§ Task prompt:
In the listing below, count the lines with "this" and report only the figure.

§ Extracted entries:
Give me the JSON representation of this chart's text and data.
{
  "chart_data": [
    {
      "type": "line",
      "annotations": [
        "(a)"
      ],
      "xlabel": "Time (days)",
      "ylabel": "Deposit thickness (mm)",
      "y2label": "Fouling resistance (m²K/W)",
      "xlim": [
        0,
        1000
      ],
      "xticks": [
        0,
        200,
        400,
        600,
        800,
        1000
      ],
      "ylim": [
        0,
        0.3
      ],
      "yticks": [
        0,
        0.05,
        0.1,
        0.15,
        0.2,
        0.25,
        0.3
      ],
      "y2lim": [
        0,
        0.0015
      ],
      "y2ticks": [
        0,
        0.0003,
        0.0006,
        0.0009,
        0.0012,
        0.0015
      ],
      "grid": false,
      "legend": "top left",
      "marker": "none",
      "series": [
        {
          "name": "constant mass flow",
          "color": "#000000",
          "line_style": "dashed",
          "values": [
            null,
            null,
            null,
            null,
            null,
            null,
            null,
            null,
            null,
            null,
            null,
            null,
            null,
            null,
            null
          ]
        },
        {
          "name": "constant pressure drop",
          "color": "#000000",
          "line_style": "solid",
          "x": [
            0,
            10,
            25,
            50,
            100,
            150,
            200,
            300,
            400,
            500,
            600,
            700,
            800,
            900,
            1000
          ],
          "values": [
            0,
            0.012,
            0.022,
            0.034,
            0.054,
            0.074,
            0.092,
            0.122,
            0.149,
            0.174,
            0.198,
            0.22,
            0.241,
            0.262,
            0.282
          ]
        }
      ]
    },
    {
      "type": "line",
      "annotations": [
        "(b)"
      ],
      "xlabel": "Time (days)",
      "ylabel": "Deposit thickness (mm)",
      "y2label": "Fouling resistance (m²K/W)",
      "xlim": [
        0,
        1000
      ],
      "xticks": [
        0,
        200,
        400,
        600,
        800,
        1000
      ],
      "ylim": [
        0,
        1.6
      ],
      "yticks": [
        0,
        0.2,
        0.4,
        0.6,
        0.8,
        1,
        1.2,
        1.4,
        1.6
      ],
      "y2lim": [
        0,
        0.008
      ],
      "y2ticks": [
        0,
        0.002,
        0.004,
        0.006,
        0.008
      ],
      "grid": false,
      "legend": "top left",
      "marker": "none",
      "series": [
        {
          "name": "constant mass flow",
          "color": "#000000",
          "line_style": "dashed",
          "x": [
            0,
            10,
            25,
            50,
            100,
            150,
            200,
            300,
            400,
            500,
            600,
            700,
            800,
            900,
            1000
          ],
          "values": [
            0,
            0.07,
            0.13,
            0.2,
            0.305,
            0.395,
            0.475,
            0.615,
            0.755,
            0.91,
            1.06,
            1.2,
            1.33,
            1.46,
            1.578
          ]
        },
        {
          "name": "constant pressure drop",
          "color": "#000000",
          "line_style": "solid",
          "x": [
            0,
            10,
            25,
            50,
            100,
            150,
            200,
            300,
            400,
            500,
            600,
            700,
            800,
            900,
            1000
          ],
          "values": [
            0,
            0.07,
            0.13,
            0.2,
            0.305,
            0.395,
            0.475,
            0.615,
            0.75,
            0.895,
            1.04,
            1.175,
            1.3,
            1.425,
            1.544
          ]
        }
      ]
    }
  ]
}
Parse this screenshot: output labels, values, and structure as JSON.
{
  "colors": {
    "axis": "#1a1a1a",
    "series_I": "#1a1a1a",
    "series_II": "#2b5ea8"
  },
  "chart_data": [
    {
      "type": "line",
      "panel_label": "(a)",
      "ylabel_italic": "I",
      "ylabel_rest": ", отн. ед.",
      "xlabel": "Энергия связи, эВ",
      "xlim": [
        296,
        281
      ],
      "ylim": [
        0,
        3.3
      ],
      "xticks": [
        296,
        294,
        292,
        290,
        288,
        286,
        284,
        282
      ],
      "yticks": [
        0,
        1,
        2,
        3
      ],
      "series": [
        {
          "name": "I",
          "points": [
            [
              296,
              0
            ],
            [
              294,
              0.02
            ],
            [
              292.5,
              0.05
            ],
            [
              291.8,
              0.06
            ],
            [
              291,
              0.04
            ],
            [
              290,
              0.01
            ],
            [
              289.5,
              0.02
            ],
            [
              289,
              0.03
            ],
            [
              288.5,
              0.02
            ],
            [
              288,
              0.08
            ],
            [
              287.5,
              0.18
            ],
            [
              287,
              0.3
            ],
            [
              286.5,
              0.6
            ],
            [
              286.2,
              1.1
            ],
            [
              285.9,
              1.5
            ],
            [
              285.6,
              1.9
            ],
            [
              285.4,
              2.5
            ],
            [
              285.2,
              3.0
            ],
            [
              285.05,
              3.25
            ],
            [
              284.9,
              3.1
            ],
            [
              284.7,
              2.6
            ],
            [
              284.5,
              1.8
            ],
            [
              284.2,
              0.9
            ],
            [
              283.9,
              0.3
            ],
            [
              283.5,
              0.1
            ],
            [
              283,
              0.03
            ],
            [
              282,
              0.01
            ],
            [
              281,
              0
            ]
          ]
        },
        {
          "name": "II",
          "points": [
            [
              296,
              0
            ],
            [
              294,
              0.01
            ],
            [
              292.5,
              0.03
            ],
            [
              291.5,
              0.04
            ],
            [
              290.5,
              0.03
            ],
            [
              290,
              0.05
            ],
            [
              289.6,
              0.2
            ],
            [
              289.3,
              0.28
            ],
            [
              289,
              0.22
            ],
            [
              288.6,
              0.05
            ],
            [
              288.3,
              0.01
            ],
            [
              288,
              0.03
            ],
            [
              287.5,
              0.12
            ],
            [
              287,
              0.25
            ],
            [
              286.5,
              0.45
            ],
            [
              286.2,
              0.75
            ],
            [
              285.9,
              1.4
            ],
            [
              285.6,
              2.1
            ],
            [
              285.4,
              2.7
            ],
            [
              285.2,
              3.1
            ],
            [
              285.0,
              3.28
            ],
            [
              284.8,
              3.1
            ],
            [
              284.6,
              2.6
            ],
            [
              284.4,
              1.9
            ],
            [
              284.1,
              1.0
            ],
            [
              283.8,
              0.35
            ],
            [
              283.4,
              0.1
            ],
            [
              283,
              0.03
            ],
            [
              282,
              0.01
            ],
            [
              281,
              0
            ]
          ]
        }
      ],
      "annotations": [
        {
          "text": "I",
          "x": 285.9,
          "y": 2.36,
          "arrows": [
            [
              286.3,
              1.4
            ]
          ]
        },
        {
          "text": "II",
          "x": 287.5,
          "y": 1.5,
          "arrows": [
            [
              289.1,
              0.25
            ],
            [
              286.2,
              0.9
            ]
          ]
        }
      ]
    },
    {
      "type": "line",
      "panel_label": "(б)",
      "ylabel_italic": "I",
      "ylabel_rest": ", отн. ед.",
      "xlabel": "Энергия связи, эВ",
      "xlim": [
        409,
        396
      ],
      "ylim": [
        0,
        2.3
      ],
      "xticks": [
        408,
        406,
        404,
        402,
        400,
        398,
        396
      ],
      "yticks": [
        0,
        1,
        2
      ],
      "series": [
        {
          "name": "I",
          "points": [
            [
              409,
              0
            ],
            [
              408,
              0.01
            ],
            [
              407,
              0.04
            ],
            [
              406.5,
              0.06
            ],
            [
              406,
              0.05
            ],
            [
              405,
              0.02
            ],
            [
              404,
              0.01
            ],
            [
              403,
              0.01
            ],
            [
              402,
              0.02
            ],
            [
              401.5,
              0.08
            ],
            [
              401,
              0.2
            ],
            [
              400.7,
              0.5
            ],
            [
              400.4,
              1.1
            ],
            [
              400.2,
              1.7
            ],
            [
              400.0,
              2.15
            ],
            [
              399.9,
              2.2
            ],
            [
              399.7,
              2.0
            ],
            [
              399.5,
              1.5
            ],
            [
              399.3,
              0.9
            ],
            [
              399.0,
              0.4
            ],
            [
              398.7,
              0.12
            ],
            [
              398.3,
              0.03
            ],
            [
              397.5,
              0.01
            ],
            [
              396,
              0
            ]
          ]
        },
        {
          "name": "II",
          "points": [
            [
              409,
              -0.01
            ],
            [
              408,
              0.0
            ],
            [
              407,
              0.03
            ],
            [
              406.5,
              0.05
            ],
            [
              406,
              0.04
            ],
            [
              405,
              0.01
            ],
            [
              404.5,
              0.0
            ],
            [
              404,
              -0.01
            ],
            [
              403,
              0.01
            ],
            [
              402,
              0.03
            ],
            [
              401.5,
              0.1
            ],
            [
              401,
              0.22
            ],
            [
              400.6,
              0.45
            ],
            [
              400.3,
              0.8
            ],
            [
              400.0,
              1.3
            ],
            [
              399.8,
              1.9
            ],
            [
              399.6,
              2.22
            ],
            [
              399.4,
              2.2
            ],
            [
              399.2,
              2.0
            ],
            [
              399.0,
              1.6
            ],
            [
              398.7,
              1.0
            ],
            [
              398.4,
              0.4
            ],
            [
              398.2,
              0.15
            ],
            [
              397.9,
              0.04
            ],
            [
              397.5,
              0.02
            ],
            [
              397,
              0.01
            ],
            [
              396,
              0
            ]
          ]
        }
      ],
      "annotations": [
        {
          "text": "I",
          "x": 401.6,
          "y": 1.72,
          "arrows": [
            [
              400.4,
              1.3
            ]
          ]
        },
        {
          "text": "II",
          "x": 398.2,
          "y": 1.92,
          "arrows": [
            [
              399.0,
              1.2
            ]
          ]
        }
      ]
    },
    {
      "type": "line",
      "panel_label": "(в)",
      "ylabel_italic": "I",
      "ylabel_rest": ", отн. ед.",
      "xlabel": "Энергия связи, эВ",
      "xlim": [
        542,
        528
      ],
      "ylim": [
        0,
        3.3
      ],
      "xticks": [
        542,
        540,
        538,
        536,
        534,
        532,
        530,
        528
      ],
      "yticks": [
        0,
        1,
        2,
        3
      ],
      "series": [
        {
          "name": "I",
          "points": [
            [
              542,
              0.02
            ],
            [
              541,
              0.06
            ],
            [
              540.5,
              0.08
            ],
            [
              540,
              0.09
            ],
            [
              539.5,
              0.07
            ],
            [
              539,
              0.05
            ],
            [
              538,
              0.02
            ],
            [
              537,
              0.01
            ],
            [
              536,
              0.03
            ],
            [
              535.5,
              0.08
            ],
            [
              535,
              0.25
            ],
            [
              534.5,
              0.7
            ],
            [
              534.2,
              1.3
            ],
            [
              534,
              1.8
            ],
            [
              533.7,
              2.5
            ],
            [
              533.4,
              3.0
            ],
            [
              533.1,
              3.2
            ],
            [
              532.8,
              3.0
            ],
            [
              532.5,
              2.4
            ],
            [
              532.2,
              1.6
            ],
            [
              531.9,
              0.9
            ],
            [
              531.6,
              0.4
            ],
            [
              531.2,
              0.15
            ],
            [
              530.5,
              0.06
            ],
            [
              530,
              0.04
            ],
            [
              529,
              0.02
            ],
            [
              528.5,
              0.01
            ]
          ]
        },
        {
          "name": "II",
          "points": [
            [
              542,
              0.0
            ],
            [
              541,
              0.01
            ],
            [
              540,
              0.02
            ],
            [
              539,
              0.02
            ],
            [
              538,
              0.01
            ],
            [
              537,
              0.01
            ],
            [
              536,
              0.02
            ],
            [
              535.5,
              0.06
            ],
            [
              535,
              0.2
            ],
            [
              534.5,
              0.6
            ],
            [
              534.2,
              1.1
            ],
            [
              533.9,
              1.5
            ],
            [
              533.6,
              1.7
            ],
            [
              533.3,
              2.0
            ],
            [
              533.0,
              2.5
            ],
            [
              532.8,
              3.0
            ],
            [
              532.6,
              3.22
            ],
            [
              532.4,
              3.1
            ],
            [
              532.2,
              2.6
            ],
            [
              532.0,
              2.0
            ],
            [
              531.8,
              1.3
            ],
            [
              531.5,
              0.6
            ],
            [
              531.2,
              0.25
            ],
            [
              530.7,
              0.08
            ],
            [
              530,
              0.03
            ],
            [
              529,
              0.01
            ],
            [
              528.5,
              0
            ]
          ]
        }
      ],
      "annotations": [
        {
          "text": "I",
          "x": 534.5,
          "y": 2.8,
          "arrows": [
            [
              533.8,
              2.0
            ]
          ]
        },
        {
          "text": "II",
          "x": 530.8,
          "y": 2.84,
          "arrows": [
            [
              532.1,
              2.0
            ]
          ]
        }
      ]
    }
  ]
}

§ Answer in full:
2